Written problem: Do any lines in the data below contain "JSON"? If so, copy every one of them.

## Start Stored data

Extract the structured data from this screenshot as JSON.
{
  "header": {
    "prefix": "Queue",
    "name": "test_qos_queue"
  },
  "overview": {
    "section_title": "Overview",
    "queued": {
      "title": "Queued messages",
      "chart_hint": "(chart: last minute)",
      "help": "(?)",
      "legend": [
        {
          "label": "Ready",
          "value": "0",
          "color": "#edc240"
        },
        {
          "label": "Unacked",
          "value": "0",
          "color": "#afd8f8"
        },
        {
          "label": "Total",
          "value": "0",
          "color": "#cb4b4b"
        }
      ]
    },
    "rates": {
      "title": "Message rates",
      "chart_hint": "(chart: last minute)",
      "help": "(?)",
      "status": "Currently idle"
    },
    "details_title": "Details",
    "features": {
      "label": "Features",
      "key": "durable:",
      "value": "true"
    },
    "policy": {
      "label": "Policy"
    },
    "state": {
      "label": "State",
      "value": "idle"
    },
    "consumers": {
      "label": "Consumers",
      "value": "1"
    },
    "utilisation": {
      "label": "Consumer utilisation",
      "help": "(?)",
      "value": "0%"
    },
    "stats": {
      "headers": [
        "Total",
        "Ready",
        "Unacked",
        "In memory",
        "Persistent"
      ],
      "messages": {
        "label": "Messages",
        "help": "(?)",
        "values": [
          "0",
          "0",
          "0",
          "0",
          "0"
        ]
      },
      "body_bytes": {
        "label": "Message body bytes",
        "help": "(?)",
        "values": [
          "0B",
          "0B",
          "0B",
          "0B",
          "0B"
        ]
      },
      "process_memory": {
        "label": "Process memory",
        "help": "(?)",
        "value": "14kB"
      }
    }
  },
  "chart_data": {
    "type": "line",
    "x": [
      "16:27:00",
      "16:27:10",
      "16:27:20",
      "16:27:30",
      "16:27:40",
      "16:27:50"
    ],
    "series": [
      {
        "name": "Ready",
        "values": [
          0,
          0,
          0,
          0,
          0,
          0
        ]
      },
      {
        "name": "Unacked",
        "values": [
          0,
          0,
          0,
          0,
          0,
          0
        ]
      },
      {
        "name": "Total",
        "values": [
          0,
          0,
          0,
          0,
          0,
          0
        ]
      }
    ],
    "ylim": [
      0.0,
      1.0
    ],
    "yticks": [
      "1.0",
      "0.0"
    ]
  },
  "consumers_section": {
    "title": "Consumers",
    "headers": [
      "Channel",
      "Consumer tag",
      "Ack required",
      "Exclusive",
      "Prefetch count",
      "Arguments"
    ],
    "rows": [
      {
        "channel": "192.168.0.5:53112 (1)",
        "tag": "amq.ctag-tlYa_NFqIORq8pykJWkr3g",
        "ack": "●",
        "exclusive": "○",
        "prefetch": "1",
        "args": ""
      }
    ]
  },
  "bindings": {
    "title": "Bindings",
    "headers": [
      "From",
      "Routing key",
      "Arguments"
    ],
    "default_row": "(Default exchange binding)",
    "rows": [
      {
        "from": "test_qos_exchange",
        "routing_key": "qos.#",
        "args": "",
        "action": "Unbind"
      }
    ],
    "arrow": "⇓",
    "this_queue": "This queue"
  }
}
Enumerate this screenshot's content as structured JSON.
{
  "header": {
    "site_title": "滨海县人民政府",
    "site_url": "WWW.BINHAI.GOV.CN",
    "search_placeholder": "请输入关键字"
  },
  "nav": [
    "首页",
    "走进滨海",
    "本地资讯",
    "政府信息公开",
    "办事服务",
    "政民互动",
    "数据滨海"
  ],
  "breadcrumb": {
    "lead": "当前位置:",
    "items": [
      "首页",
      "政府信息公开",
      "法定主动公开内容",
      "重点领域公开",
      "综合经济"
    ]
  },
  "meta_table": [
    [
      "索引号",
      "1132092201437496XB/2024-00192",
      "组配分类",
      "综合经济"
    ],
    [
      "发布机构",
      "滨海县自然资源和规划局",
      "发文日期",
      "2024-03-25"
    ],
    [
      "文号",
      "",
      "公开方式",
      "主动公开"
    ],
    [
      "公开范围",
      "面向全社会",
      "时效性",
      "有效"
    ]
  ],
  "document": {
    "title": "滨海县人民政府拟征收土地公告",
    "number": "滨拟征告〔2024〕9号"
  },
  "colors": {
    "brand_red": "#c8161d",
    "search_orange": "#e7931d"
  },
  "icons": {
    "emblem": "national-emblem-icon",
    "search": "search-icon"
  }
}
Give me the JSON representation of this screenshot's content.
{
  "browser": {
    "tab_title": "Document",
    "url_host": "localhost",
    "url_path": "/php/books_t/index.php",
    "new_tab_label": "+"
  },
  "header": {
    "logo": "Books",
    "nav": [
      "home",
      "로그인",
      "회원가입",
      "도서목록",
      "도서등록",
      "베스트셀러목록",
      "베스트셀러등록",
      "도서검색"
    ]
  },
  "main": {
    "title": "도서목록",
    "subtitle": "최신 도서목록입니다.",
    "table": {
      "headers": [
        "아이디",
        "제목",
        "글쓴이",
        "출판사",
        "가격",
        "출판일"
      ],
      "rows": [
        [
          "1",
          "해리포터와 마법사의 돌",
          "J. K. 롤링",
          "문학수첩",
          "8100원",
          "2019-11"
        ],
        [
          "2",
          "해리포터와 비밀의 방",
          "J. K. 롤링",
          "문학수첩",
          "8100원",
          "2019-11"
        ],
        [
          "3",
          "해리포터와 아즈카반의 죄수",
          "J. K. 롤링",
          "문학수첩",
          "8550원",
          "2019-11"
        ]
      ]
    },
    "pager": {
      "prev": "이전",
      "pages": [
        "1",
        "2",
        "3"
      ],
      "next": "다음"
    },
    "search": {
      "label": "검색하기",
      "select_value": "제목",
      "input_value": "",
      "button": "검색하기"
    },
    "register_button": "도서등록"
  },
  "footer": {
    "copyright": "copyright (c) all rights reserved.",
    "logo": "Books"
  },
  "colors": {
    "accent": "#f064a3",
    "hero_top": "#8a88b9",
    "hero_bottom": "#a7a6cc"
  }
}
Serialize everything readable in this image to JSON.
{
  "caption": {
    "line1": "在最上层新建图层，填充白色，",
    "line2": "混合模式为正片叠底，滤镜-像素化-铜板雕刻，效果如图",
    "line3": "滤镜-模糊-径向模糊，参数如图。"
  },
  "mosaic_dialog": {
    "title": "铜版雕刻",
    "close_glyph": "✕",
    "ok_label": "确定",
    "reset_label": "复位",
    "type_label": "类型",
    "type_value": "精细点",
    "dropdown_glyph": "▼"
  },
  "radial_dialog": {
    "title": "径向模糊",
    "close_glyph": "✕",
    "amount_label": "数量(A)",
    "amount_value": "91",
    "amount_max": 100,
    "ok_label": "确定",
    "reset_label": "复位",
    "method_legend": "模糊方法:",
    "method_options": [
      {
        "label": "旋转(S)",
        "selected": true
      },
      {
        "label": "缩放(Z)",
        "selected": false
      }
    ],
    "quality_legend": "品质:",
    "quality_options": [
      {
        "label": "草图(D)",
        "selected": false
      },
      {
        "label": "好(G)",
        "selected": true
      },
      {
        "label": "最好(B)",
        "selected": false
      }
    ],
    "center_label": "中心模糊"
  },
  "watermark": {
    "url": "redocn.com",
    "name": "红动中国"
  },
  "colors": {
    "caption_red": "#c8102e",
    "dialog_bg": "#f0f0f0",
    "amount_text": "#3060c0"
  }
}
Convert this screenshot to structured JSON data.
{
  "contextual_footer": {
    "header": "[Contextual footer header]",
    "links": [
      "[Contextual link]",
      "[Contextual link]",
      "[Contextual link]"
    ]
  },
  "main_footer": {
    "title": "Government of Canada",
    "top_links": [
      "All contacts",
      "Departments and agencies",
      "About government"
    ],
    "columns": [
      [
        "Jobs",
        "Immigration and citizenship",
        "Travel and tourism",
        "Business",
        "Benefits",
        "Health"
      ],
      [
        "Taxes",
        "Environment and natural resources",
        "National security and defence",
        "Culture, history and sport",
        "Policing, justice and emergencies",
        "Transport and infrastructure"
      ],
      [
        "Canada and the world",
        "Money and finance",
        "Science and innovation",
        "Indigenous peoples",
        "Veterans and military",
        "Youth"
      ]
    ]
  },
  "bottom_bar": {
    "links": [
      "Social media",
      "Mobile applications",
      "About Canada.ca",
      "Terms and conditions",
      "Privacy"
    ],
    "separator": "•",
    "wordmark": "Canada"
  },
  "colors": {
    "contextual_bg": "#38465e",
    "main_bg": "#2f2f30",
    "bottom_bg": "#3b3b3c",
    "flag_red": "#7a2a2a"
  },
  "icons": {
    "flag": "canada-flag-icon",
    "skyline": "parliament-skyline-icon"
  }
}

## End Stored data

Solution to the problem:
Extract the structured data from this screenshot as JSON.
Enumerate this screenshot's content as structured JSON.
Give me the JSON representation of this screenshot's content.
Serialize everything readable in this image to JSON.
Convert this screenshot to structured JSON data.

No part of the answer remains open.